====== RECORDED DATA ======

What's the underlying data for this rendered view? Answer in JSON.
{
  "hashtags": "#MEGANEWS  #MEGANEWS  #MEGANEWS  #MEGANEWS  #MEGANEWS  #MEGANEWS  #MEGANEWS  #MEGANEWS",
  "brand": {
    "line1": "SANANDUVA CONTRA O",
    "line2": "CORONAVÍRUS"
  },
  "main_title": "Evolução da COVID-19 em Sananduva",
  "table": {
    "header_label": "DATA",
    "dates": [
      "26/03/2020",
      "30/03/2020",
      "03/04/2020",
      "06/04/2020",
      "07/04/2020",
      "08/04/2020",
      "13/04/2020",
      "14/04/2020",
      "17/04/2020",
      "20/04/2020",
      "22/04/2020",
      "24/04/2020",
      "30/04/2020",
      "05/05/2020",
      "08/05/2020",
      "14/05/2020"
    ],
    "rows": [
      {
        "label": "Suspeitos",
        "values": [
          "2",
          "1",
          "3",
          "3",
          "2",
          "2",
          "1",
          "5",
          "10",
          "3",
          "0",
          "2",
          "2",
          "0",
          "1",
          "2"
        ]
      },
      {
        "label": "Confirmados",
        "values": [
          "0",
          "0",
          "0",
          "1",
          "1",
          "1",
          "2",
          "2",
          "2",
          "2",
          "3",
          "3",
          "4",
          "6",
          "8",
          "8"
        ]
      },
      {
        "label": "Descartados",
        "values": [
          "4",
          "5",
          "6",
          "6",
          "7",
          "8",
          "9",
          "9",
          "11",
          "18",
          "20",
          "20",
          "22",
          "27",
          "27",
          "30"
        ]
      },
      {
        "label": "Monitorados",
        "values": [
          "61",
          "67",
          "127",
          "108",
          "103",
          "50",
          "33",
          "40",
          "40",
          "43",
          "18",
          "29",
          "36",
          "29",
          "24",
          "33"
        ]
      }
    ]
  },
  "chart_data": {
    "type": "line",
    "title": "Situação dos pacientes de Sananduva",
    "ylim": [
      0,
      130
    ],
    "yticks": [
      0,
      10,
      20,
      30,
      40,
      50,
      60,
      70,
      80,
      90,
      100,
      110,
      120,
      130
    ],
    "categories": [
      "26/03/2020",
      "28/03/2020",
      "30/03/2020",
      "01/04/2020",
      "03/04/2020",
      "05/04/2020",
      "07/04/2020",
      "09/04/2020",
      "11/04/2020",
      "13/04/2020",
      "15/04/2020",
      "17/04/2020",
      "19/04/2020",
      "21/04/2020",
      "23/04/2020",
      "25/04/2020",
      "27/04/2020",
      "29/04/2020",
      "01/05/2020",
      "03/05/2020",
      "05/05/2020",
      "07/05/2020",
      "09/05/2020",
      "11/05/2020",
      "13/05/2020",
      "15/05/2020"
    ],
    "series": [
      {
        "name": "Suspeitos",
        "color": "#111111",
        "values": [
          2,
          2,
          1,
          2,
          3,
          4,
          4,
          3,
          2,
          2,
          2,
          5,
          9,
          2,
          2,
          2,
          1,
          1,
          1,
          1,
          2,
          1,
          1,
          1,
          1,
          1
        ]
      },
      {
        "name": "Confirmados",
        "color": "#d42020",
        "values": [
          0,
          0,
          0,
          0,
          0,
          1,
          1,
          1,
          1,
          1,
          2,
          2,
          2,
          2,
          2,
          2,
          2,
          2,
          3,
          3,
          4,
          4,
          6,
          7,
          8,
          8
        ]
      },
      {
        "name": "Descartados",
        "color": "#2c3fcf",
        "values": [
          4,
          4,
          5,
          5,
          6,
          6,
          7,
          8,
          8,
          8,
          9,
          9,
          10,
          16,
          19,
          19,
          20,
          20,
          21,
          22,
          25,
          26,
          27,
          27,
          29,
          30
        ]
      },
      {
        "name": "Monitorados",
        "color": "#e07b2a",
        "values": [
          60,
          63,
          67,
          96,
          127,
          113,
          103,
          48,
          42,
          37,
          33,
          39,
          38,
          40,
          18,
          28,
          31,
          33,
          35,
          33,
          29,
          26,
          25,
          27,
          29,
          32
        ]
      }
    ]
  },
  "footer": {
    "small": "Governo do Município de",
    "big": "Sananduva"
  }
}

======

Give an exact copy of all the data shown above.

What's the underlying data for this rendered view? Answer in JSON.
{
  "hashtags": "#MEGANEWS  #MEGANEWS  #MEGANEWS  #MEGANEWS  #MEGANEWS  #MEGANEWS  #MEGANEWS  #MEGANEWS",
  "brand": {
    "line1": "SANANDUVA CONTRA O",
    "line2": "CORONAVÍRUS"
  },
  "main_title": "Evolução da COVID-19 em Sananduva",
  "table": {
    "header_label": "DATA",
    "dates": [
      "26/03/2020",
      "30/03/2020",
      "03/04/2020",
      "06/04/2020",
      "07/04/2020",
      "08/04/2020",
      "13/04/2020",
      "14/04/2020",
      "17/04/2020",
      "20/04/2020",
      "22/04/2020",
      "24/04/2020",
      "30/04/2020",
      "05/05/2020",
      "08/05/2020",
      "14/05/2020"
    ],
    "rows": [
      {
        "label": "Suspeitos",
        "values": [
          "2",
          "1",
          "3",
          "3",
          "2",
          "2",
          "1",
          "5",
          "10",
          "3",
          "0",
          "2",
          "2",
          "0",
          "1",
          "2"
        ]
      },
      {
        "label": "Confirmados",
        "values": [
          "0",
          "0",
          "0",
          "1",
          "1",
          "1",
          "2",
          "2",
          "2",
          "2",
          "3",
          "3",
          "4",
          "6",
          "8",
          "8"
        ]
      },
      {
        "label": "Descartados",
        "values": [
          "4",
          "5",
          "6",
          "6",
          "7",
          "8",
          "9",
          "9",
          "11",
          "18",
          "20",
          "20",
          "22",
          "27",
          "27",
          "30"
        ]
      },
      {
        "label": "Monitorados",
        "values": [
          "61",
          "67",
          "127",
          "108",
          "103",
          "50",
          "33",
          "40",
          "40",
          "43",
          "18",
          "29",
          "36",
          "29",
          "24",
          "33"
        ]
      }
    ]
  },
  "chart_data": {
    "type": "line",
    "title": "Situação dos pacientes de Sananduva",
    "ylim": [
      0,
      130
    ],
    "yticks": [
      0,
      10,
      20,
      30,
      40,
      50,
      60,
      70,
      80,
      90,
      100,
      110,
      120,
      130
    ],
    "categories": [
      "26/03/2020",
      "28/03/2020",
      "30/03/2020",
      "01/04/2020",
      "03/04/2020",
      "05/04/2020",
      "07/04/2020",
      "09/04/2020",
      "11/04/2020",
      "13/04/2020",
      "15/04/2020",
      "17/04/2020",
      "19/04/2020",
      "21/04/2020",
      "23/04/2020",
      "25/04/2020",
      "27/04/2020",
      "29/04/2020",
      "01/05/2020",
      "03/05/2020",
      "05/05/2020",
      "07/05/2020",
      "09/05/2020",
      "11/05/2020",
      "13/05/2020",
      "15/05/2020"
    ],
    "series": [
      {
        "name": "Suspeitos",
        "color": "#111111",
        "values": [
          2,
          2,
          1,
          2,
          3,
          4,
          4,
          3,
          2,
          2,
          2,
          5,
          9,
          2,
          2,
          2,
          1,
          1,
          1,
          1,
          2,
          1,
          1,
          1,
          1,
          1
        ]
      },
      {
        "name": "Confirmados",
        "color": "#d42020",
        "values": [
          0,
          0,
          0,
          0,
          0,
          1,
          1,
          1,
          1,
          1,
          2,
          2,
          2,
          2,
          2,
          2,
          2,
          2,
          3,
          3,
          4,
          4,
          6,
          7,
          8,
          8
        ]
      },
      {
        "name": "Descartados",
        "color": "#2c3fcf",
        "values": [
          4,
          4,
          5,
          5,
          6,
          6,
          7,
          8,
          8,
          8,
          9,
          9,
          10,
          16,
          19,
          19,
          20,
          20,
          21,
          22,
          25,
          26,
          27,
          27,
          29,
          30
        ]
      },
      {
        "name": "Monitorados",
        "color": "#e07b2a",
        "values": [
          60,
          63,
          67,
          96,
          127,
          113,
          103,
          48,
          42,
          37,
          33,
          39,
          38,
          40,
          18,
          28,
          31,
          33,
          35,
          33,
          29,
          26,
          25,
          27,
          29,
          32
        ]
      }
    ]
  },
  "footer": {
    "small": "Governo do Município de",
    "big": "Sananduva"
  }
}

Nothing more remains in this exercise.